Exercise details: Every record below is to be retyped exactly.

Source material:
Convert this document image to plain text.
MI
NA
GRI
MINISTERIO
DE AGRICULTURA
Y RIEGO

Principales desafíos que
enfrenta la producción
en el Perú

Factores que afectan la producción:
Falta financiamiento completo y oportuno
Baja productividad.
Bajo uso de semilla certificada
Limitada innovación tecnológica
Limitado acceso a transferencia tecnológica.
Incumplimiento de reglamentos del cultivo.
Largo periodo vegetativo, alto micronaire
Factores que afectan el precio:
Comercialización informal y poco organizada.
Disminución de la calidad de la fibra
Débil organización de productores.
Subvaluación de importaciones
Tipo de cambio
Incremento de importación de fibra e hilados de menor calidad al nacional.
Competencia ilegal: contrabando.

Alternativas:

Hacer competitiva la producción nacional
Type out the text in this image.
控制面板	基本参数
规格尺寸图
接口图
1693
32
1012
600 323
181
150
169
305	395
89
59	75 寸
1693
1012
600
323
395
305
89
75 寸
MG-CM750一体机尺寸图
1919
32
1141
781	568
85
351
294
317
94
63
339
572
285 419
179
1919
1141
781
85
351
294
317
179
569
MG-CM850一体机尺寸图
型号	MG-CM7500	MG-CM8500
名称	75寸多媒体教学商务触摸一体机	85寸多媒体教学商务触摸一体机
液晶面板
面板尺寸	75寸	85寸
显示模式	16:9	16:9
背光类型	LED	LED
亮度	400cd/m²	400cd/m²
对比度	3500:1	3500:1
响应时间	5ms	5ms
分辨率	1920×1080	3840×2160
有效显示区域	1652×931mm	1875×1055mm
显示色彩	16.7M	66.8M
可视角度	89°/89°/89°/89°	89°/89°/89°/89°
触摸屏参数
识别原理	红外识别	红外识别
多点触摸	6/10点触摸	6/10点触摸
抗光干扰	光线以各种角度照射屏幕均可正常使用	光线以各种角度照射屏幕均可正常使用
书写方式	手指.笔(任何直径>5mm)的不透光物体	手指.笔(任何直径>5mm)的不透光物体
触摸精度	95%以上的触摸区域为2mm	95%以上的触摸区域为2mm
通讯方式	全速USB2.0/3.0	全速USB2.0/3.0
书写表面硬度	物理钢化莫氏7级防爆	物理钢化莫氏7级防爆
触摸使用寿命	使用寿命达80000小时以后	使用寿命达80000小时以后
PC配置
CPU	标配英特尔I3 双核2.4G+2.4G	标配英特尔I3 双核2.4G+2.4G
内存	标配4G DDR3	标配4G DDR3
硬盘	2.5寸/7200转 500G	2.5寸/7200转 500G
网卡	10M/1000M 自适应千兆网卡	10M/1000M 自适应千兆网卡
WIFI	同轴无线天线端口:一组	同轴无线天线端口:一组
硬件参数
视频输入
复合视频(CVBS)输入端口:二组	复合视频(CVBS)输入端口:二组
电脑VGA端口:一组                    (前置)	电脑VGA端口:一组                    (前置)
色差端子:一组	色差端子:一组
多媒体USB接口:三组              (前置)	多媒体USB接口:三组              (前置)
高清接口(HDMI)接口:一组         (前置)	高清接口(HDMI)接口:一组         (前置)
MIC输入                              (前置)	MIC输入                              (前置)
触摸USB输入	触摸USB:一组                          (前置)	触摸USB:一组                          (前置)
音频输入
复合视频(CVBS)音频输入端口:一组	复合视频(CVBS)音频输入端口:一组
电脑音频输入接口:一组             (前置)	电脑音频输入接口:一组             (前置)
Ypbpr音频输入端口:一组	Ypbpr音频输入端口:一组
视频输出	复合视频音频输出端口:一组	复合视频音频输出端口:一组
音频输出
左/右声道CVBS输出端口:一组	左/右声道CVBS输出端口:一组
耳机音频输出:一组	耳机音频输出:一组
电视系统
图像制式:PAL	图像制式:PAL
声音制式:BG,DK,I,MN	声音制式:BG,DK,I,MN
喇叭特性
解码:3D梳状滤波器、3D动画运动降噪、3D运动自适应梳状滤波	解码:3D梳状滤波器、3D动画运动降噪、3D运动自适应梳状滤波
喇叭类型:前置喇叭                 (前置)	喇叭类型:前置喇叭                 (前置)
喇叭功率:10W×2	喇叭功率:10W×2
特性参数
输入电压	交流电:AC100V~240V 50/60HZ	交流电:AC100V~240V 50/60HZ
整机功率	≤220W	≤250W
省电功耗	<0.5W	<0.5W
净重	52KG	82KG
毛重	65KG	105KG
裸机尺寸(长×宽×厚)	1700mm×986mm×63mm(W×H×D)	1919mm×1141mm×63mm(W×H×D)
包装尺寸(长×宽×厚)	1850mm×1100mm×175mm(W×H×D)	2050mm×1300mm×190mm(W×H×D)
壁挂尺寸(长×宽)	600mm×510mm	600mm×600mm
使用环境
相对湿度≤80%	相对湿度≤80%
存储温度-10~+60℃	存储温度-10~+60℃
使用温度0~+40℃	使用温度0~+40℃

Written solution:
Convert this document image to plain text.
MI
NA
GRI
MINISTERIO
DE AGRICULTURA
Y RIEGO

Principales desafíos que
enfrenta la producción
en el Perú

Factores que afectan la producción:
Falta financiamiento completo y oportuno
Baja productividad.
Bajo uso de semilla certificada
Limitada innovación tecnológica
Limitado acceso a transferencia tecnológica.
Incumplimiento de reglamentos del cultivo.
Largo periodo vegetativo, alto micronaire
Factores que afectan el precio:
Comercialización informal y poco organizada.
Disminución de la calidad de la fibra
Débil organización de productores.
Subvaluación de importaciones
Tipo de cambio
Incremento de importación de fibra e hilados de menor calidad al nacional.
Competencia ilegal: contrabando.

Alternativas:

Hacer competitiva la producción nacional
Type out the text in this image.
控制面板	基本参数
规格尺寸图
接口图
1693
32
1012
600 323
181
150
169
305	395
89
59	75 寸
1693
1012
600
323
395
305
89
75 寸
MG-CM750一体机尺寸图
1919
32
1141
781	568
85
351
294
317
94
63
339
572
285 419
179
1919
1141
781
85
351
294
317
179
569
MG-CM850一体机尺寸图
型号	MG-CM7500	MG-CM8500
名称	75寸多媒体教学商务触摸一体机	85寸多媒体教学商务触摸一体机
液晶面板
面板尺寸	75寸	85寸
显示模式	16:9	16:9
背光类型	LED	LED
亮度	400cd/m²	400cd/m²
对比度	3500:1	3500:1
响应时间	5ms	5ms
分辨率	1920×1080	3840×2160
有效显示区域	1652×931mm	1875×1055mm
显示色彩	16.7M	66.8M
可视角度	89°/89°/89°/89°	89°/89°/89°/89°
触摸屏参数
识别原理	红外识别	红外识别
多点触摸	6/10点触摸	6/10点触摸
抗光干扰	光线以各种角度照射屏幕均可正常使用	光线以各种角度照射屏幕均可正常使用
书写方式	手指.笔(任何直径>5mm)的不透光物体	手指.笔(任何直径>5mm)的不透光物体
触摸精度	95%以上的触摸区域为2mm	95%以上的触摸区域为2mm
通讯方式	全速USB2.0/3.0	全速USB2.0/3.0
书写表面硬度	物理钢化莫氏7级防爆	物理钢化莫氏7级防爆
触摸使用寿命	使用寿命达80000小时以后	使用寿命达80000小时以后
PC配置
CPU	标配英特尔I3 双核2.4G+2.4G	标配英特尔I3 双核2.4G+2.4G
内存	标配4G DDR3	标配4G DDR3
硬盘	2.5寸/7200转 500G	2.5寸/7200转 500G
网卡	10M/1000M 自适应千兆网卡	10M/1000M 自适应千兆网卡
WIFI	同轴无线天线端口:一组	同轴无线天线端口:一组
硬件参数
视频输入
复合视频(CVBS)输入端口:二组	复合视频(CVBS)输入端口:二组
电脑VGA端口:一组                    (前置)	电脑VGA端口:一组                    (前置)
色差端子:一组	色差端子:一组
多媒体USB接口:三组              (前置)	多媒体USB接口:三组              (前置)
高清接口(HDMI)接口:一组         (前置)	高清接口(HDMI)接口:一组         (前置)
MIC输入                              (前置)	MIC输入                              (前置)
触摸USB输入	触摸USB:一组                          (前置)	触摸USB:一组                          (前置)
音频输入
复合视频(CVBS)音频输入端口:一组	复合视频(CVBS)音频输入端口:一组
电脑音频输入接口:一组             (前置)	电脑音频输入接口:一组             (前置)
Ypbpr音频输入端口:一组	Ypbpr音频输入端口:一组
视频输出	复合视频音频输出端口:一组	复合视频音频输出端口:一组
音频输出
左/右声道CVBS输出端口:一组	左/右声道CVBS输出端口:一组
耳机音频输出:一组	耳机音频输出:一组
电视系统
图像制式:PAL	图像制式:PAL
声音制式:BG,DK,I,MN	声音制式:BG,DK,I,MN
喇叭特性
解码:3D梳状滤波器、3D动画运动降噪、3D运动自适应梳状滤波	解码:3D梳状滤波器、3D动画运动降噪、3D运动自适应梳状滤波
喇叭类型:前置喇叭                 (前置)	喇叭类型:前置喇叭                 (前置)
喇叭功率:10W×2	喇叭功率:10W×2
特性参数
输入电压	交流电:AC100V~240V 50/60HZ	交流电:AC100V~240V 50/60HZ
整机功率	≤220W	≤250W
省电功耗	<0.5W	<0.5W
净重	52KG	82KG
毛重	65KG	105KG
裸机尺寸(长×宽×厚)	1700mm×986mm×63mm(W×H×D)	1919mm×1141mm×63mm(W×H×D)
包装尺寸(长×宽×厚)	1850mm×1100mm×175mm(W×H×D)	2050mm×1300mm×190mm(W×H×D)
壁挂尺寸(长×宽)	600mm×510mm	600mm×600mm
使用环境
相对湿度≤80%	相对湿度≤80%
存储温度-10~+60℃	存储温度-10~+60℃
使用温度0~+40℃	使用温度0~+40℃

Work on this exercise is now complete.